> _PROBLEM_: Copy each line of the records that holds the string "name".
--- Start LISTING ---
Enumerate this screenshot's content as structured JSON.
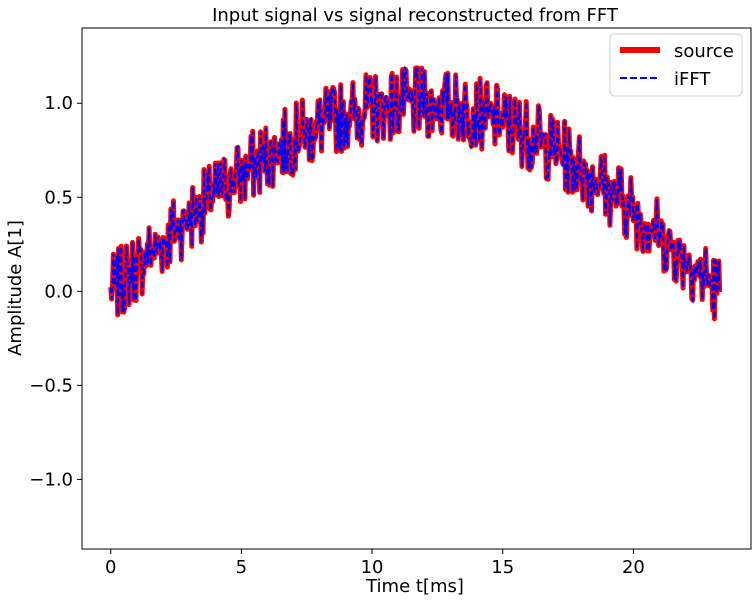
{
  "chart_data": {
    "type": "line",
    "title": "Input signal vs signal reconstructed from FFT",
    "xlabel": "Time t[ms]",
    "ylabel": "Amplitude A[1]",
    "xlim": [
      -1.1,
      24.5
    ],
    "ylim": [
      -1.37,
      1.4
    ],
    "xticks": [
      0,
      5,
      10,
      15,
      20
    ],
    "xtick_labels": [
      "0",
      "5",
      "10",
      "15",
      "20"
    ],
    "yticks": [
      -1.0,
      -0.5,
      0.0,
      0.5,
      1.0
    ],
    "ytick_labels": [
      "−1.0",
      "−0.5",
      "0.0",
      "0.5",
      "1.0"
    ],
    "grid": false,
    "legend_position": "top-right",
    "signal": {
      "t_start": 0,
      "t_end": 23.3,
      "period_ms": 46.6,
      "amplitude": 1.0,
      "noise": 0.28
    },
    "series": [
      {
        "name": "source",
        "color": "#ff0000",
        "style": "solid"
      },
      {
        "name": "iFFT",
        "color": "#0000ff",
        "style": "dashed"
      }
    ]
  }
}
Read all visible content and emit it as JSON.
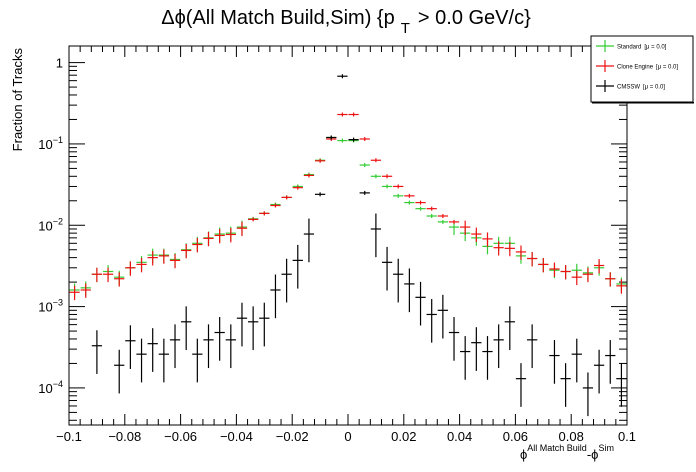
{
  "chart_data": {
    "type": "scatter",
    "title_parts": {
      "main": "Δϕ(All Match Build,Sim) {p",
      "sub": "T",
      "tail": "> 0.0 GeV/c}"
    },
    "ylabel": "Fraction of Tracks",
    "xlabel_parts": {
      "phi_left": "ϕ",
      "sup_left": "All Match Build",
      "dash": "-ϕ",
      "sup_right": "Sim"
    },
    "xlim": [
      -0.1,
      0.1
    ],
    "ylim": [
      3.5e-05,
      1.6
    ],
    "yscale": "log",
    "x_ticks": [
      -0.1,
      -0.08,
      -0.06,
      -0.04,
      -0.02,
      0,
      0.02,
      0.04,
      0.06,
      0.08,
      0.1
    ],
    "x_tick_labels": [
      "−0.1",
      "−0.08",
      "−0.06",
      "−0.04",
      "−0.02",
      "0",
      "0.02",
      "0.04",
      "0.06",
      "0.08",
      "0.1"
    ],
    "y_ticks": [
      {
        "value": 0.0001,
        "base": "10",
        "exp": "−4"
      },
      {
        "value": 0.001,
        "base": "10",
        "exp": "−3"
      },
      {
        "value": 0.01,
        "base": "10",
        "exp": "−2"
      },
      {
        "value": 0.1,
        "base": "10",
        "exp": "−1"
      },
      {
        "value": 1,
        "base": "1",
        "exp": ""
      }
    ],
    "bin_width": 0.004,
    "legend": {
      "position": "top-right",
      "entries": [
        {
          "label": "Standard",
          "stat": "[μ = 0.0]"
        },
        {
          "label": "Clone Engine",
          "stat": "[μ = 0.0]"
        },
        {
          "label": "CMSSW",
          "stat": "[μ = 0.0]"
        }
      ]
    },
    "series": [
      {
        "name": "Standard",
        "color": "#33cc33",
        "x": [
          -0.098,
          -0.094,
          -0.09,
          -0.086,
          -0.082,
          -0.078,
          -0.074,
          -0.07,
          -0.066,
          -0.062,
          -0.058,
          -0.054,
          -0.05,
          -0.046,
          -0.042,
          -0.038,
          -0.034,
          -0.03,
          -0.026,
          -0.022,
          -0.018,
          -0.014,
          -0.01,
          -0.006,
          -0.002,
          0.002,
          0.006,
          0.01,
          0.014,
          0.018,
          0.022,
          0.026,
          0.03,
          0.034,
          0.038,
          0.042,
          0.046,
          0.05,
          0.054,
          0.058,
          0.062,
          0.066,
          0.07,
          0.074,
          0.078,
          0.082,
          0.086,
          0.09,
          0.094,
          0.098
        ],
        "y": [
          0.0016,
          0.0017,
          0.0025,
          0.0027,
          0.0023,
          0.003,
          0.0035,
          0.0043,
          0.0043,
          0.0038,
          0.005,
          0.006,
          0.007,
          0.0078,
          0.008,
          0.0095,
          0.012,
          0.014,
          0.018,
          0.022,
          0.03,
          0.042,
          0.063,
          0.12,
          0.11,
          0.11,
          0.055,
          0.04,
          0.03,
          0.023,
          0.019,
          0.016,
          0.013,
          0.011,
          0.0095,
          0.008,
          0.007,
          0.0055,
          0.006,
          0.006,
          0.0042,
          0.0039,
          0.0033,
          0.0028,
          0.0027,
          0.0028,
          0.0026,
          0.003,
          0.0022,
          0.0019
        ]
      },
      {
        "name": "Clone Engine",
        "color": "#ee1111",
        "x": [
          -0.098,
          -0.094,
          -0.09,
          -0.086,
          -0.082,
          -0.078,
          -0.074,
          -0.07,
          -0.066,
          -0.062,
          -0.058,
          -0.054,
          -0.05,
          -0.046,
          -0.042,
          -0.038,
          -0.034,
          -0.03,
          -0.026,
          -0.022,
          -0.018,
          -0.014,
          -0.01,
          -0.006,
          -0.002,
          0.002,
          0.006,
          0.01,
          0.014,
          0.018,
          0.022,
          0.026,
          0.03,
          0.034,
          0.038,
          0.042,
          0.046,
          0.05,
          0.054,
          0.058,
          0.062,
          0.066,
          0.07,
          0.074,
          0.078,
          0.082,
          0.086,
          0.09,
          0.094,
          0.098
        ],
        "y": [
          0.0015,
          0.0016,
          0.0025,
          0.0025,
          0.0022,
          0.003,
          0.0033,
          0.004,
          0.0042,
          0.0037,
          0.0049,
          0.0058,
          0.0069,
          0.0075,
          0.0077,
          0.0092,
          0.0118,
          0.014,
          0.0175,
          0.022,
          0.029,
          0.041,
          0.062,
          0.115,
          0.23,
          0.23,
          0.115,
          0.063,
          0.04,
          0.03,
          0.023,
          0.019,
          0.016,
          0.013,
          0.011,
          0.0095,
          0.0078,
          0.0068,
          0.0053,
          0.0052,
          0.0047,
          0.0039,
          0.0033,
          0.0029,
          0.0027,
          0.0023,
          0.0025,
          0.0032,
          0.0022,
          0.0018
        ]
      },
      {
        "name": "CMSSW",
        "color": "#000000",
        "x": [
          -0.098,
          -0.094,
          -0.09,
          -0.086,
          -0.082,
          -0.078,
          -0.074,
          -0.07,
          -0.066,
          -0.062,
          -0.058,
          -0.054,
          -0.05,
          -0.046,
          -0.042,
          -0.038,
          -0.034,
          -0.03,
          -0.026,
          -0.022,
          -0.018,
          -0.014,
          -0.01,
          -0.006,
          -0.002,
          0.002,
          0.006,
          0.01,
          0.014,
          0.018,
          0.022,
          0.026,
          0.03,
          0.034,
          0.038,
          0.042,
          0.046,
          0.05,
          0.054,
          0.058,
          0.062,
          0.066,
          0.07,
          0.074,
          0.078,
          0.082,
          0.086,
          0.09,
          0.094,
          0.098
        ],
        "y": [
          null,
          null,
          0.00033,
          null,
          0.00019,
          0.00038,
          0.00026,
          0.00035,
          0.00026,
          0.00039,
          0.00065,
          0.00026,
          0.00039,
          0.00048,
          0.00039,
          0.00072,
          0.00065,
          0.00072,
          0.0016,
          0.0025,
          0.0037,
          0.0078,
          0.024,
          0.12,
          0.68,
          0.113,
          0.025,
          0.009,
          0.0035,
          0.0025,
          0.0019,
          0.0013,
          0.0008,
          0.0009,
          0.00048,
          0.00028,
          0.00036,
          0.00028,
          0.00039,
          0.00065,
          0.00013,
          0.00039,
          null,
          0.00025,
          0.00013,
          0.00026,
          0.0001,
          0.00019,
          0.00025,
          0.00013
        ]
      }
    ]
  }
}
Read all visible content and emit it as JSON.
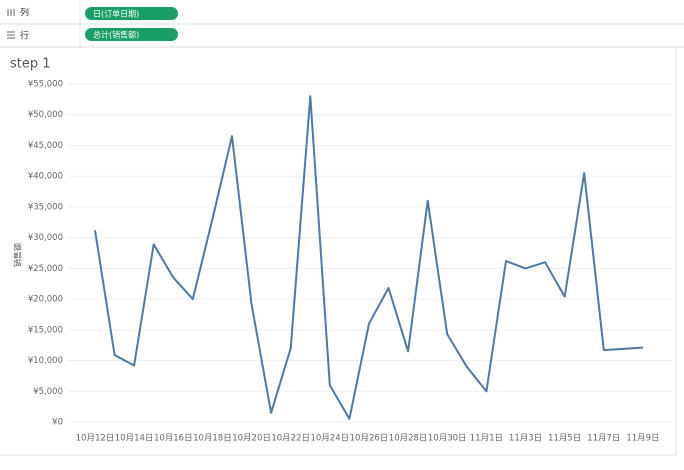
{
  "shelves": {
    "columns": {
      "label": "列",
      "pill": "日(订单日期)"
    },
    "rows": {
      "label": "行",
      "pill": "总计(销售额)"
    }
  },
  "chart_data": {
    "type": "line",
    "title": "step 1",
    "y_label": "销售额",
    "categories": [
      "10月12日",
      null,
      "10月14日",
      null,
      "10月16日",
      null,
      "10月18日",
      null,
      "10月20日",
      null,
      "10月22日",
      null,
      "10月24日",
      null,
      "10月26日",
      null,
      "10月28日",
      null,
      "10月30日",
      null,
      "11月1日",
      null,
      "11月3日",
      null,
      "11月5日",
      null,
      "11月7日",
      null,
      "11月9日"
    ],
    "series": [
      {
        "name": "销售额",
        "color": "#4e79a7",
        "values": [
          31200,
          10900,
          9200,
          28900,
          23500,
          20000,
          33000,
          46500,
          19200,
          1500,
          12000,
          53000,
          6000,
          500,
          16000,
          21800,
          11500,
          36000,
          14300,
          9000,
          5000,
          26200,
          25000,
          26000,
          20400,
          40500,
          11700,
          11900,
          12100
        ]
      }
    ],
    "ylim": [
      0,
      55000
    ],
    "yticks": [
      {
        "value": 0,
        "label": "¥0"
      },
      {
        "value": 5000,
        "label": "¥5,000"
      },
      {
        "value": 10000,
        "label": "¥10,000"
      },
      {
        "value": 15000,
        "label": "¥15,000"
      },
      {
        "value": 20000,
        "label": "¥20,000"
      },
      {
        "value": 25000,
        "label": "¥25,000"
      },
      {
        "value": 30000,
        "label": "¥30,000"
      },
      {
        "value": 35000,
        "label": "¥35,000"
      },
      {
        "value": 40000,
        "label": "¥40,000"
      },
      {
        "value": 45000,
        "label": "¥45,000"
      },
      {
        "value": 50000,
        "label": "¥50,000"
      },
      {
        "value": 55000,
        "label": "¥55,000"
      }
    ],
    "grid": true
  }
}
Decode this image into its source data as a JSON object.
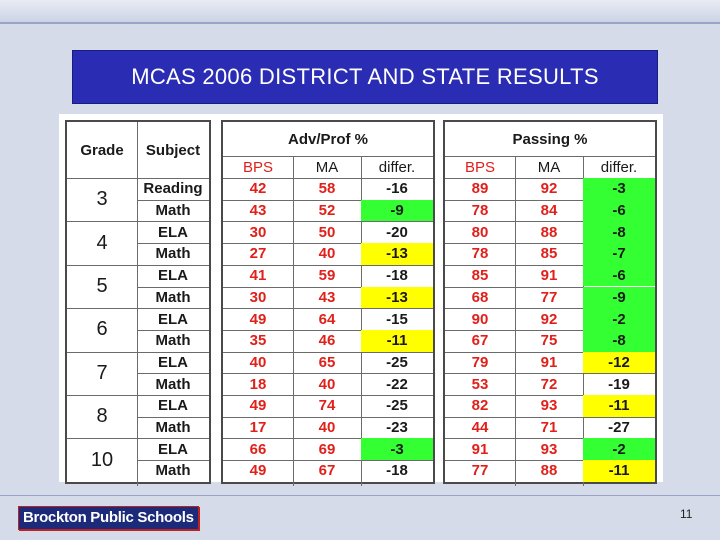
{
  "title": "MCAS 2006 DISTRICT AND STATE RESULTS",
  "headers": {
    "grade": "Grade",
    "subject": "Subject",
    "adv_prof": "Adv/Prof %",
    "passing": "Passing %",
    "sub": [
      "BPS",
      "MA",
      "differ."
    ]
  },
  "grades": [
    "3",
    "4",
    "5",
    "6",
    "7",
    "8",
    "10"
  ],
  "rows": [
    {
      "subject": "Reading",
      "ap": [
        "42",
        "58",
        "-16"
      ],
      "ps": [
        "89",
        "92",
        "-3"
      ],
      "ap_hl": "",
      "ps_hl": "green"
    },
    {
      "subject": "Math",
      "ap": [
        "43",
        "52",
        "-9"
      ],
      "ps": [
        "78",
        "84",
        "-6"
      ],
      "ap_hl": "green",
      "ps_hl": "green"
    },
    {
      "subject": "ELA",
      "ap": [
        "30",
        "50",
        "-20"
      ],
      "ps": [
        "80",
        "88",
        "-8"
      ],
      "ap_hl": "",
      "ps_hl": "green"
    },
    {
      "subject": "Math",
      "ap": [
        "27",
        "40",
        "-13"
      ],
      "ps": [
        "78",
        "85",
        "-7"
      ],
      "ap_hl": "yellow",
      "ps_hl": "green"
    },
    {
      "subject": "ELA",
      "ap": [
        "41",
        "59",
        "-18"
      ],
      "ps": [
        "85",
        "91",
        "-6"
      ],
      "ap_hl": "",
      "ps_hl": "green"
    },
    {
      "subject": "Math",
      "ap": [
        "30",
        "43",
        "-13"
      ],
      "ps": [
        "68",
        "77",
        "-9"
      ],
      "ap_hl": "yellow",
      "ps_hl": "green"
    },
    {
      "subject": "ELA",
      "ap": [
        "49",
        "64",
        "-15"
      ],
      "ps": [
        "90",
        "92",
        "-2"
      ],
      "ap_hl": "",
      "ps_hl": "green"
    },
    {
      "subject": "Math",
      "ap": [
        "35",
        "46",
        "-11"
      ],
      "ps": [
        "67",
        "75",
        "-8"
      ],
      "ap_hl": "yellow",
      "ps_hl": "green"
    },
    {
      "subject": "ELA",
      "ap": [
        "40",
        "65",
        "-25"
      ],
      "ps": [
        "79",
        "91",
        "-12"
      ],
      "ap_hl": "",
      "ps_hl": "yellow"
    },
    {
      "subject": "Math",
      "ap": [
        "18",
        "40",
        "-22"
      ],
      "ps": [
        "53",
        "72",
        "-19"
      ],
      "ap_hl": "",
      "ps_hl": ""
    },
    {
      "subject": "ELA",
      "ap": [
        "49",
        "74",
        "-25"
      ],
      "ps": [
        "82",
        "93",
        "-11"
      ],
      "ap_hl": "",
      "ps_hl": "yellow"
    },
    {
      "subject": "Math",
      "ap": [
        "17",
        "40",
        "-23"
      ],
      "ps": [
        "44",
        "71",
        "-27"
      ],
      "ap_hl": "",
      "ps_hl": ""
    },
    {
      "subject": "ELA",
      "ap": [
        "66",
        "69",
        "-3"
      ],
      "ps": [
        "91",
        "93",
        "-2"
      ],
      "ap_hl": "green",
      "ps_hl": "green"
    },
    {
      "subject": "Math",
      "ap": [
        "49",
        "67",
        "-18"
      ],
      "ps": [
        "77",
        "88",
        "-11"
      ],
      "ap_hl": "",
      "ps_hl": "yellow"
    }
  ],
  "colors": {
    "highlight_yellow": "#ffff00",
    "highlight_green": "#33ff33",
    "value_red": "#e0201a",
    "title_bg": "#2a2db4"
  },
  "footer": {
    "logo_text": "Brockton Public Schools",
    "page_number": "11"
  }
}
--- End LISTING ---
> _RESPONSE BELOW_:
        "name": "source",
        "name": "iFFT",
        "name": "Standard",
        "name": "Clone Engine",
        "name": "CMSSW",
        "name": "销售额",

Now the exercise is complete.